▼

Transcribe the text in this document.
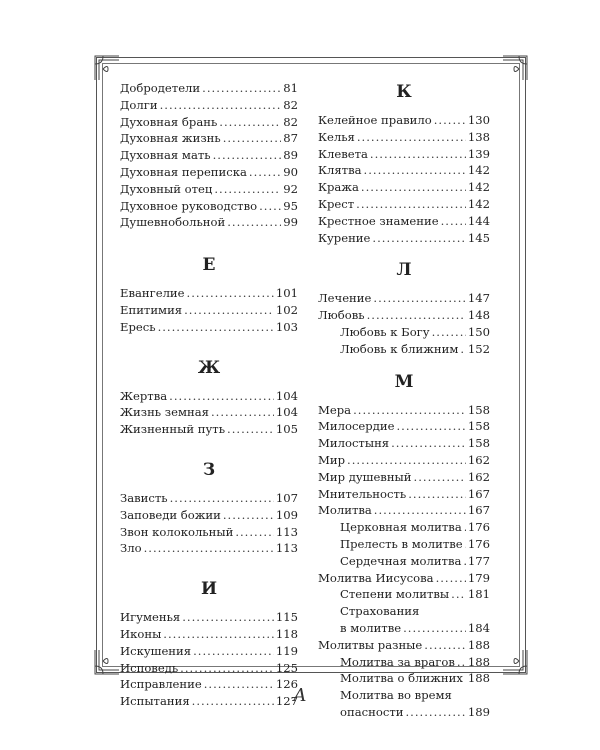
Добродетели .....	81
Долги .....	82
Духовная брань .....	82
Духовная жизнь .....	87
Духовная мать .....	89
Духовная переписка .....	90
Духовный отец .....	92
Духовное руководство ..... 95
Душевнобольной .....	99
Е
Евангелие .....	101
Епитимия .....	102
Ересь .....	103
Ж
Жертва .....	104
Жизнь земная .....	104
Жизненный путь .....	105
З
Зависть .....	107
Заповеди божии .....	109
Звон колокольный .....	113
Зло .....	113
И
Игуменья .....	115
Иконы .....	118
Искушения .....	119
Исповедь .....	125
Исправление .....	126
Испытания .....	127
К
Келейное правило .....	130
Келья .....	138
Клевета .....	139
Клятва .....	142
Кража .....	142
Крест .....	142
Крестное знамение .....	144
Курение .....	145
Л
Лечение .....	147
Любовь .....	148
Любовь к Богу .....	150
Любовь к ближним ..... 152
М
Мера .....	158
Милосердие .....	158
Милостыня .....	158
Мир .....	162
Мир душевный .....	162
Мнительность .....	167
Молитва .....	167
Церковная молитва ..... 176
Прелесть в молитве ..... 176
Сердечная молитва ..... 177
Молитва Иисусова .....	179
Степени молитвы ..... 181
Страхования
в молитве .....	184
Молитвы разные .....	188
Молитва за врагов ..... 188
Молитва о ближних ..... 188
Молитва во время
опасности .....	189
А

▲

■ Stated goal ■
Provide only the number of lines in the entries that hold the word "Духовная".

■ Correct result ■
4